## Information shown
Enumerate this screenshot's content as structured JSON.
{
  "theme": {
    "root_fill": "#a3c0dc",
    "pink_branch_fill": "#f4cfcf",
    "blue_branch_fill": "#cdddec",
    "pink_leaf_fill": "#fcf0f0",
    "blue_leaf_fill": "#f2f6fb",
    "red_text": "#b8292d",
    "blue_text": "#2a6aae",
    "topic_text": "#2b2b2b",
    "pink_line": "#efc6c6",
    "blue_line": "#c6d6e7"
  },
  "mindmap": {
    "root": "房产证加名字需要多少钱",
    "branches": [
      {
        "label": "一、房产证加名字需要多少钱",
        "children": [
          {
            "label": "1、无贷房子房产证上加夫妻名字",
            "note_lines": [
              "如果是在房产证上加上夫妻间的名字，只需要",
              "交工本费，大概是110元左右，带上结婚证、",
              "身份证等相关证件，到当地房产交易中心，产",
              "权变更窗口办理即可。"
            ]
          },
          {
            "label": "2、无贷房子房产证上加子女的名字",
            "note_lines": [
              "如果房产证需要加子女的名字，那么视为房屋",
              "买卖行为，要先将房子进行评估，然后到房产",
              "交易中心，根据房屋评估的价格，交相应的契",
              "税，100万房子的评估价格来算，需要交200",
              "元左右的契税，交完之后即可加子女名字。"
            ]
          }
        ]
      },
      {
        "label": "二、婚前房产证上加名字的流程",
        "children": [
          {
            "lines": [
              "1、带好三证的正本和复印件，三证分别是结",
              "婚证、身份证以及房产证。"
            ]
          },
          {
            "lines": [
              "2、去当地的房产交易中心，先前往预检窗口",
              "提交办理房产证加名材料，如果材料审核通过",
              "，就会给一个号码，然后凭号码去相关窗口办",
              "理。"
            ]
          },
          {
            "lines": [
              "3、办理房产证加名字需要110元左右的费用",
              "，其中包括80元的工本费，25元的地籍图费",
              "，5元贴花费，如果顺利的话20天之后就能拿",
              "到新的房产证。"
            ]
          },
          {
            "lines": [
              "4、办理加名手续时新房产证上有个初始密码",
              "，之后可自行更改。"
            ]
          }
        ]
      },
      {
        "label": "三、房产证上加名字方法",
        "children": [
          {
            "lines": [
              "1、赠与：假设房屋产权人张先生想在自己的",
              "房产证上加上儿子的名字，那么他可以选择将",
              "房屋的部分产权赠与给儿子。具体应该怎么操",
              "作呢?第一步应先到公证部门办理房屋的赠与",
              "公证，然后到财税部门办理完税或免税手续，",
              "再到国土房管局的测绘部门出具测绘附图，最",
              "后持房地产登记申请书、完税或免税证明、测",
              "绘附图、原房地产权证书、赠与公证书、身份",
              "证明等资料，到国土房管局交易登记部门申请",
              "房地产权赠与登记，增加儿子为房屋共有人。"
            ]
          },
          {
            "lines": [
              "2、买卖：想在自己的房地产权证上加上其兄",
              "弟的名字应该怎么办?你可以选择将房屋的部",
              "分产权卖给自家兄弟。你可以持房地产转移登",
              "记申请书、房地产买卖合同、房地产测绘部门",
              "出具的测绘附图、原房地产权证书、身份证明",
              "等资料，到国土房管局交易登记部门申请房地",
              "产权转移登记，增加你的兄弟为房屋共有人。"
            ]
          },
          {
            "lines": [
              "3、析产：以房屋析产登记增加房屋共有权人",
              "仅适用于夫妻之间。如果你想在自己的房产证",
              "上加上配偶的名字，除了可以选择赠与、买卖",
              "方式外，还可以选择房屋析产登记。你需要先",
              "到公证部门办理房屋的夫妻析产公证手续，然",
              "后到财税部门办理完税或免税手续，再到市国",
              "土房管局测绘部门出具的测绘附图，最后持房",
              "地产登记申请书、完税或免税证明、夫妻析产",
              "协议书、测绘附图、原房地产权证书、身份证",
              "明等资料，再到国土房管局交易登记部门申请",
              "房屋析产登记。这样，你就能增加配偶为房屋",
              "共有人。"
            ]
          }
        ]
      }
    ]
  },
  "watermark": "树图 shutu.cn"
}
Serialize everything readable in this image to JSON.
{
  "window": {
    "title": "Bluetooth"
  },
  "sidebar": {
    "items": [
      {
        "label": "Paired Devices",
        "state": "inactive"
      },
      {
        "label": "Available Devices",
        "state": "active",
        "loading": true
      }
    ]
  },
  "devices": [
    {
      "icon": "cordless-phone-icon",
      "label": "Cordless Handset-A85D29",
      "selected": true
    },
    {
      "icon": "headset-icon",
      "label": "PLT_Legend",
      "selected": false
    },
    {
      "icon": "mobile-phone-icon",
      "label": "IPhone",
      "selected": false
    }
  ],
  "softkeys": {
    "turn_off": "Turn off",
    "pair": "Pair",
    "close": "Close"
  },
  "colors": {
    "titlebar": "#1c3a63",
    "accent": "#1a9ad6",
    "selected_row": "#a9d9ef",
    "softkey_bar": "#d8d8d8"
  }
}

## Exercise details
Could you give again exactly the lines from the line containing "Serialize everything readable" through the final line of the data above, and no others?

## Task result
Serialize everything readable in this image to JSON.
{
  "window": {
    "title": "Bluetooth"
  },
  "sidebar": {
    "items": [
      {
        "label": "Paired Devices",
        "state": "inactive"
      },
      {
        "label": "Available Devices",
        "state": "active",
        "loading": true
      }
    ]
  },
  "devices": [
    {
      "icon": "cordless-phone-icon",
      "label": "Cordless Handset-A85D29",
      "selected": true
    },
    {
      "icon": "headset-icon",
      "label": "PLT_Legend",
      "selected": false
    },
    {
      "icon": "mobile-phone-icon",
      "label": "IPhone",
      "selected": false
    }
  ],
  "softkeys": {
    "turn_off": "Turn off",
    "pair": "Pair",
    "close": "Close"
  },
  "colors": {
    "titlebar": "#1c3a63",
    "accent": "#1a9ad6",
    "selected_row": "#a9d9ef",
    "softkey_bar": "#d8d8d8"
  }
}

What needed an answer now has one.